__Exercise directions__. From the listing below, pick out each line with the word "февраля".
___ Data to process
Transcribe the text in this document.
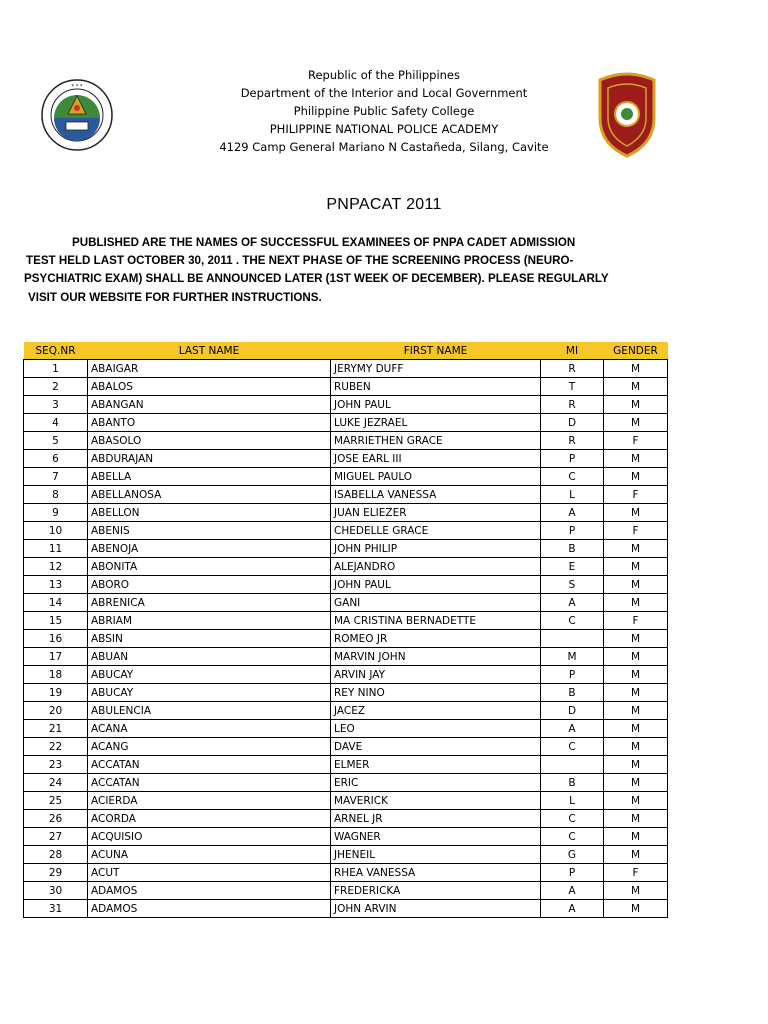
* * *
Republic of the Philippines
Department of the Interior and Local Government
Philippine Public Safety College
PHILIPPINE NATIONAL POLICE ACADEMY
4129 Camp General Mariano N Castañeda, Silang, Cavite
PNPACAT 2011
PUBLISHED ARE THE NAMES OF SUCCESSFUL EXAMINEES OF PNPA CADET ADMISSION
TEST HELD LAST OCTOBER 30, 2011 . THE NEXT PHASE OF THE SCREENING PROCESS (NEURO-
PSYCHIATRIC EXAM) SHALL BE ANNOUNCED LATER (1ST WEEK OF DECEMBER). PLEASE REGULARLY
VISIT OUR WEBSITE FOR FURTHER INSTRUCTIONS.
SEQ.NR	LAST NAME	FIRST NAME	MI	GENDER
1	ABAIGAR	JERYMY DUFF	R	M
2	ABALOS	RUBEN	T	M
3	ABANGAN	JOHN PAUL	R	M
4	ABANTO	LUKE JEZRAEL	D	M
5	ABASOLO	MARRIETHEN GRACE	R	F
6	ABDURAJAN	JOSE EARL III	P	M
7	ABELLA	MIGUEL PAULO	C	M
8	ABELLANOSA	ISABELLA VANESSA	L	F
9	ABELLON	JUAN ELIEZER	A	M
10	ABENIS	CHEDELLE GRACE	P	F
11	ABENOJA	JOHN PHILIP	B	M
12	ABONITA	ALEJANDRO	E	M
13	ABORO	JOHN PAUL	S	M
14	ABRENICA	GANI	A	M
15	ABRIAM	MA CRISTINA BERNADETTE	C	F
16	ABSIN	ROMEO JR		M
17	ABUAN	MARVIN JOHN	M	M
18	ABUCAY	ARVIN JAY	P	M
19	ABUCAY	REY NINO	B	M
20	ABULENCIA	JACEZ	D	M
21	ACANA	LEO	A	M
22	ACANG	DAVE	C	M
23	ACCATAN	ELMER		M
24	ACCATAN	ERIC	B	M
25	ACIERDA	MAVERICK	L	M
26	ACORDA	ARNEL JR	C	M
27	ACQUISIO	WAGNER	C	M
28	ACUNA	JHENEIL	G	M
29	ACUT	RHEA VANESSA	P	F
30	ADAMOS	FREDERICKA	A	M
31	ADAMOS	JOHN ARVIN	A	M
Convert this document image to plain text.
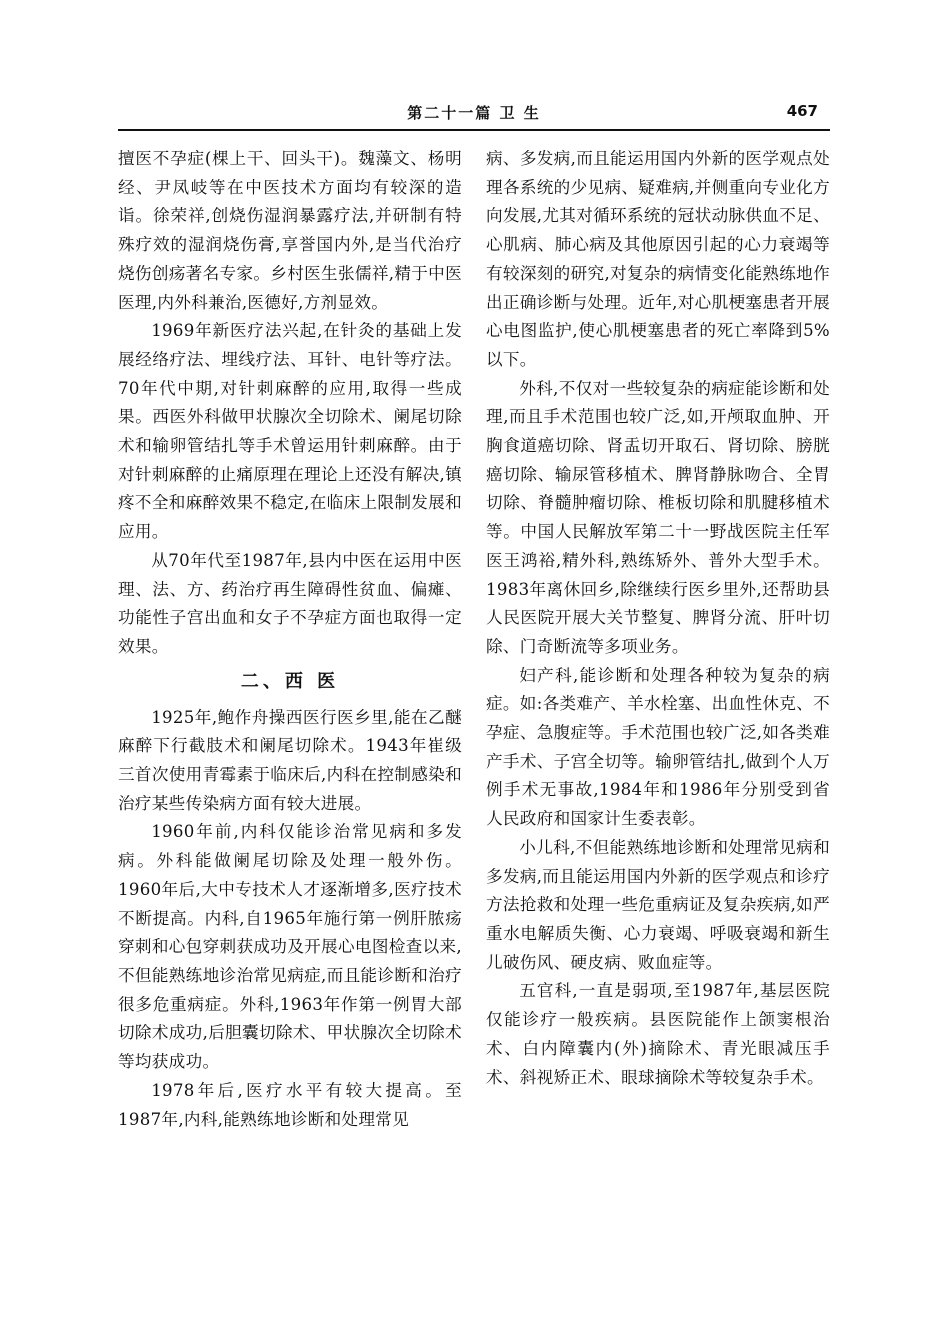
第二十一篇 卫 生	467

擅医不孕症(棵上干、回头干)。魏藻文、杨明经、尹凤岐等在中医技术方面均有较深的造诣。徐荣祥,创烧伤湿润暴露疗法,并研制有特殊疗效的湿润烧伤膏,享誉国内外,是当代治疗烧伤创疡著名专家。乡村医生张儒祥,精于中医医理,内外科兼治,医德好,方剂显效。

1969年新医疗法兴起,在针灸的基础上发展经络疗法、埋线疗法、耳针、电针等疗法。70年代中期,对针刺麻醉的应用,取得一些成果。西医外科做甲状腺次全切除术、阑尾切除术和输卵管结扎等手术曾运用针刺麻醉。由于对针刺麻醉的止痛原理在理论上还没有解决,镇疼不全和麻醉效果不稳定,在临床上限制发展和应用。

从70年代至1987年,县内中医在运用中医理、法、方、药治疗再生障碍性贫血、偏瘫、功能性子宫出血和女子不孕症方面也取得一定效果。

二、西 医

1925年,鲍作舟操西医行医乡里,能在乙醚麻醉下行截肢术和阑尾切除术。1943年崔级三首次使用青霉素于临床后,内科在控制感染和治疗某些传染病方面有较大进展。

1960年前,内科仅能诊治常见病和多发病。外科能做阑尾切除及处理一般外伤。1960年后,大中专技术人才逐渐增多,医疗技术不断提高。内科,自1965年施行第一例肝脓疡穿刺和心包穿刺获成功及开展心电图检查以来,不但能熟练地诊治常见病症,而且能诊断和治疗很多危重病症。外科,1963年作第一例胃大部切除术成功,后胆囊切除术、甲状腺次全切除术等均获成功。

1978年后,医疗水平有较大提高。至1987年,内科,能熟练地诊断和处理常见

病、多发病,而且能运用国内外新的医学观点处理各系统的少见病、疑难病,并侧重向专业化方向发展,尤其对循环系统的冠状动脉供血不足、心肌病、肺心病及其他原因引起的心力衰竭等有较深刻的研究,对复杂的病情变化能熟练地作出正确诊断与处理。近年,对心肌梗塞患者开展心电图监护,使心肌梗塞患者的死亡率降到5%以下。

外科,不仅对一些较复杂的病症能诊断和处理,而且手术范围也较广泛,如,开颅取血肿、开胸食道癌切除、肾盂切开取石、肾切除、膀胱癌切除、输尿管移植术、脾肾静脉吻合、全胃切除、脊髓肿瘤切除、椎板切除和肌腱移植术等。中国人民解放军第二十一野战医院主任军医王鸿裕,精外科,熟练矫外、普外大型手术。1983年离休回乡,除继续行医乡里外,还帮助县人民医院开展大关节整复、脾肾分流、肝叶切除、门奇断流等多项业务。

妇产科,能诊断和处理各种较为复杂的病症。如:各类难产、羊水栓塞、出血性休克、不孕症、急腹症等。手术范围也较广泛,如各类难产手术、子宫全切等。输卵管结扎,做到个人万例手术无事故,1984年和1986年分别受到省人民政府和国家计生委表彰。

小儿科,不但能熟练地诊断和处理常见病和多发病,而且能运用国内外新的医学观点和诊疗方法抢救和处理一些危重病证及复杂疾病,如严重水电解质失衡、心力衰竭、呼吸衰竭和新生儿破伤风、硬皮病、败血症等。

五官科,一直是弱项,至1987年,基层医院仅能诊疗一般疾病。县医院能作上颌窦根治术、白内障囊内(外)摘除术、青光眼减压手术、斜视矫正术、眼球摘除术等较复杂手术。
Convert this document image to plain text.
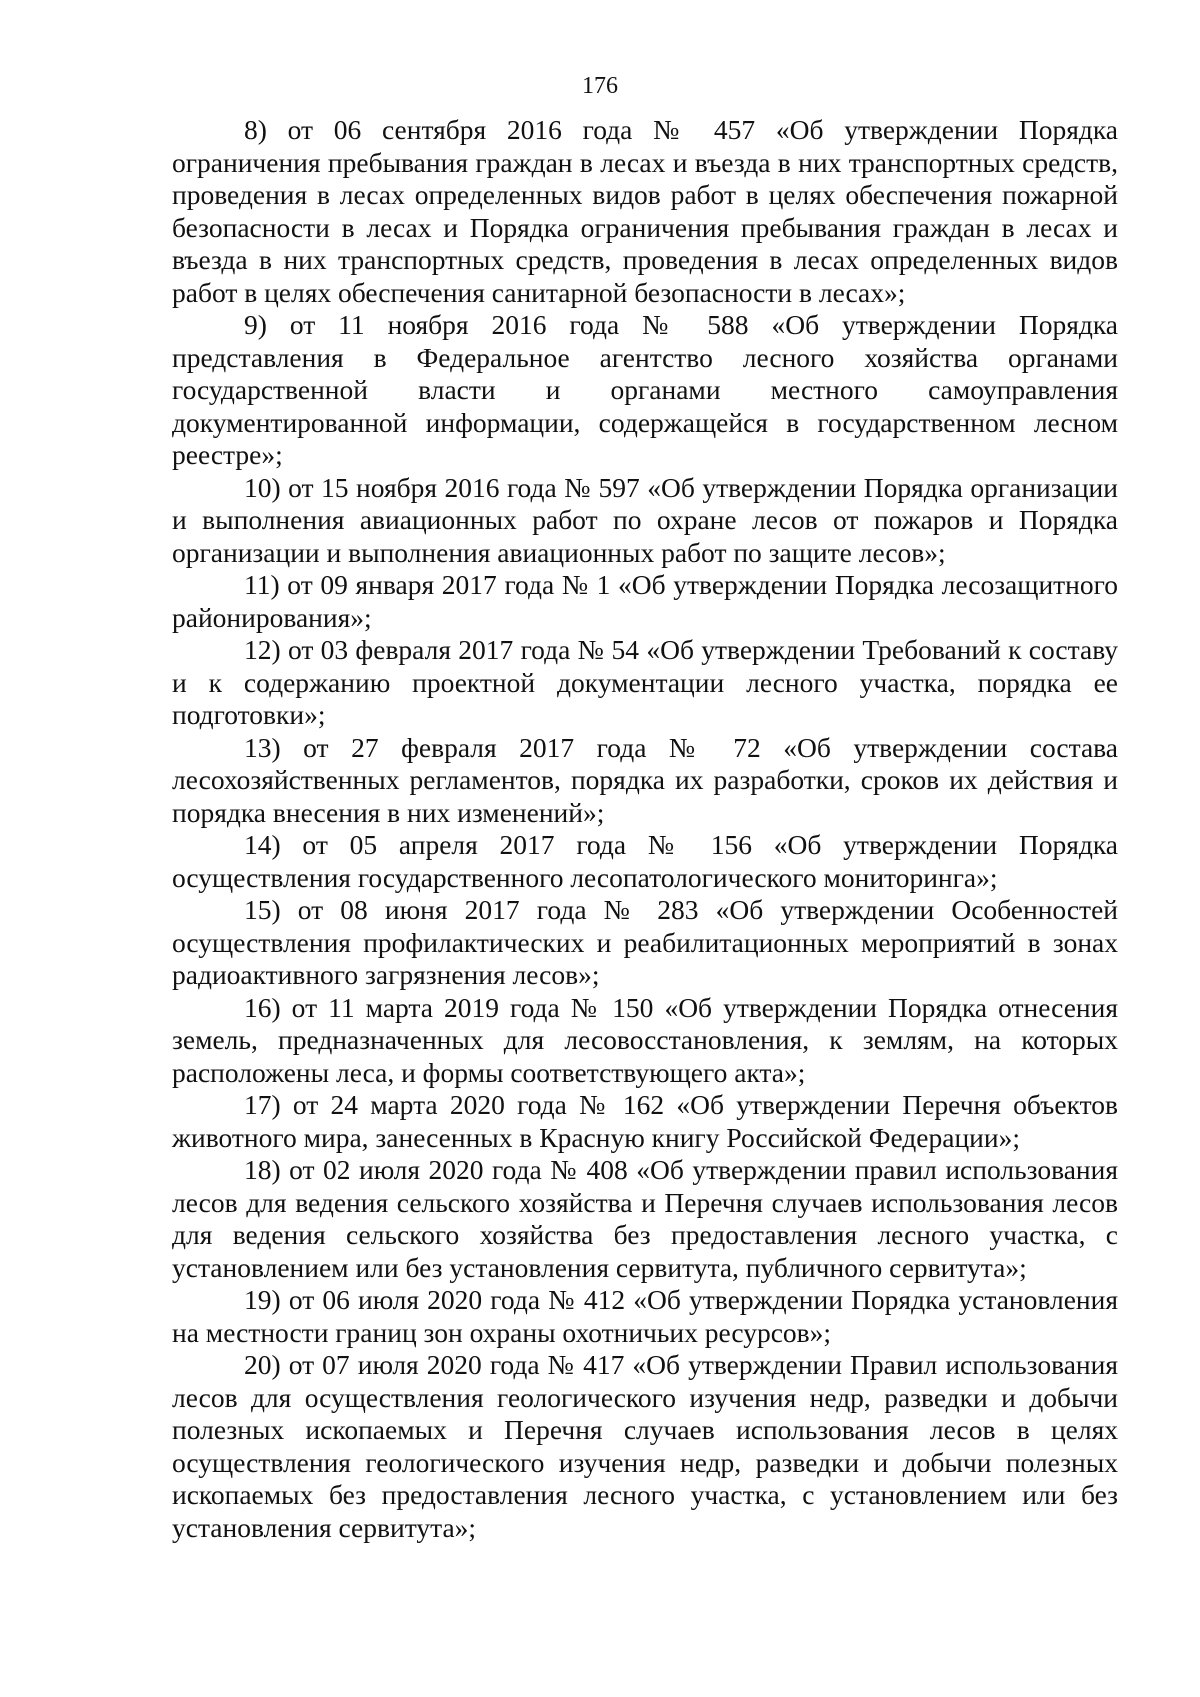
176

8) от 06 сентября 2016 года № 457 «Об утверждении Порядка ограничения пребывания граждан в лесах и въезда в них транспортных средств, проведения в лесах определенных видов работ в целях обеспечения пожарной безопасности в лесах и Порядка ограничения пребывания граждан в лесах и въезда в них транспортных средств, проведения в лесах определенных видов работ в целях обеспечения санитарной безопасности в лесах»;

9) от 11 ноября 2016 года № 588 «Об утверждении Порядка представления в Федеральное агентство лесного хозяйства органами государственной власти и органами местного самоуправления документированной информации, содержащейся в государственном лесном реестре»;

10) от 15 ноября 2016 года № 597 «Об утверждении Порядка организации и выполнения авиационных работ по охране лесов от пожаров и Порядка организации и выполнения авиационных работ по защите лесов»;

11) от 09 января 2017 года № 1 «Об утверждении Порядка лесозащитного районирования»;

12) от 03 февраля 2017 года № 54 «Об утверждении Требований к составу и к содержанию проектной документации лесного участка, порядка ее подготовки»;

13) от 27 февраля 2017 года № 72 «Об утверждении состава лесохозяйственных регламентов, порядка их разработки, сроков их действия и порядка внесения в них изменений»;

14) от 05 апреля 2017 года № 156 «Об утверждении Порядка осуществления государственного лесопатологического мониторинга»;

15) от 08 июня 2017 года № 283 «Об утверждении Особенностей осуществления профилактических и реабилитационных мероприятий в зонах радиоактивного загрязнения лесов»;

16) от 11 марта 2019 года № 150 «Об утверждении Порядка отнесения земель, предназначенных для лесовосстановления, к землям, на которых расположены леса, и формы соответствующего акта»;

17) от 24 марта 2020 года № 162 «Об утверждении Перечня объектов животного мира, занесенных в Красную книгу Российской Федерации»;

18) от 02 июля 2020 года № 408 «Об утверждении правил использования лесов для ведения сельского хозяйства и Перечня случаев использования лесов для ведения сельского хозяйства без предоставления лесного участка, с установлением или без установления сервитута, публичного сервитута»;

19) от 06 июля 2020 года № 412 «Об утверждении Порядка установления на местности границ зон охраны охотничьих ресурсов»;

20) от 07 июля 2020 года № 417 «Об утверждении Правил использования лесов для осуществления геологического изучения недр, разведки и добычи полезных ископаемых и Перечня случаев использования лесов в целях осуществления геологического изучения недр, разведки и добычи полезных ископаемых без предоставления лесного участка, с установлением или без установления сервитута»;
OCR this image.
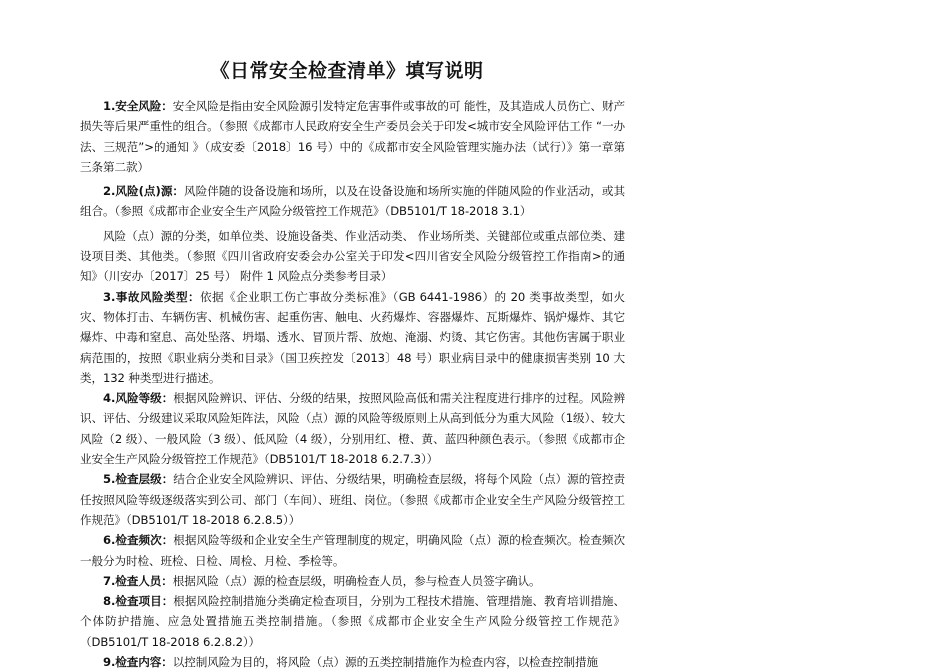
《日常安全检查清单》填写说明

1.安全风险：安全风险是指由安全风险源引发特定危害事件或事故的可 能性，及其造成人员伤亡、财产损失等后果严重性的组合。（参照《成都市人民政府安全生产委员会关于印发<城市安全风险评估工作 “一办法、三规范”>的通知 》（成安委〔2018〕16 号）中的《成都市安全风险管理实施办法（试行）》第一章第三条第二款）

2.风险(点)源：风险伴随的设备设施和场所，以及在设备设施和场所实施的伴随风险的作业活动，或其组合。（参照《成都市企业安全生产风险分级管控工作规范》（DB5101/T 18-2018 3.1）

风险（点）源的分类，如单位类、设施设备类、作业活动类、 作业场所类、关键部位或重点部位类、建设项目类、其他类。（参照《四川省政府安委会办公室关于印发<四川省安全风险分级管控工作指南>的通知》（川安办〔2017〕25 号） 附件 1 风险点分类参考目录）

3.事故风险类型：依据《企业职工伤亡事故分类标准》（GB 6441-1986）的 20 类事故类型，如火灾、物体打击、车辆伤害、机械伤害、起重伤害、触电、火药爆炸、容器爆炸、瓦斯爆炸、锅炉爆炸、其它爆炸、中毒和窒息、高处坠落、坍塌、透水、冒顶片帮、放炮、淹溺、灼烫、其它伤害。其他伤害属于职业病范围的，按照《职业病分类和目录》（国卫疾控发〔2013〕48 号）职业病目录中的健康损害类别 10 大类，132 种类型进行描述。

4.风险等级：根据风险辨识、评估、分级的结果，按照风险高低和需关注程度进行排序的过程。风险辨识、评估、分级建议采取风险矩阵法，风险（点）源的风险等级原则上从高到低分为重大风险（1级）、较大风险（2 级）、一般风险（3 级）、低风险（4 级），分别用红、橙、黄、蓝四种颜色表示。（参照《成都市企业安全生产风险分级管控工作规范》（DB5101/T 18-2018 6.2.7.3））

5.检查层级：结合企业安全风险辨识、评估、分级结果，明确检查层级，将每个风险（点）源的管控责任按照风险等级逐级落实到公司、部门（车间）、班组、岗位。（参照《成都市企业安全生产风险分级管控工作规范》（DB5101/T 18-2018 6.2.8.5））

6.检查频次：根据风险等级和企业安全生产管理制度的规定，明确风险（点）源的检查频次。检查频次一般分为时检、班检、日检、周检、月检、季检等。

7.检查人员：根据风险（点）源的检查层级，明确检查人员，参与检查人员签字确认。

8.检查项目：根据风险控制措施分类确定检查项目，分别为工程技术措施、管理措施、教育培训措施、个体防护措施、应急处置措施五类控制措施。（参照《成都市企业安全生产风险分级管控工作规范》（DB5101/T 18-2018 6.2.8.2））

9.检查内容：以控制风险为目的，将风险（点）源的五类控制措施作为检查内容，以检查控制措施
______
__Solution below__.
12) от 03 февраля 2017 года № 54 «Об утверждении Требований к составу и к содержанию проектной документации лесного участка, порядка ее подготовки»;
13) от 27 февраля 2017 года № 72 «Об утверждении состава лесохозяйственных регламентов, порядка их разработки, сроков их действия и порядка внесения в них изменений»;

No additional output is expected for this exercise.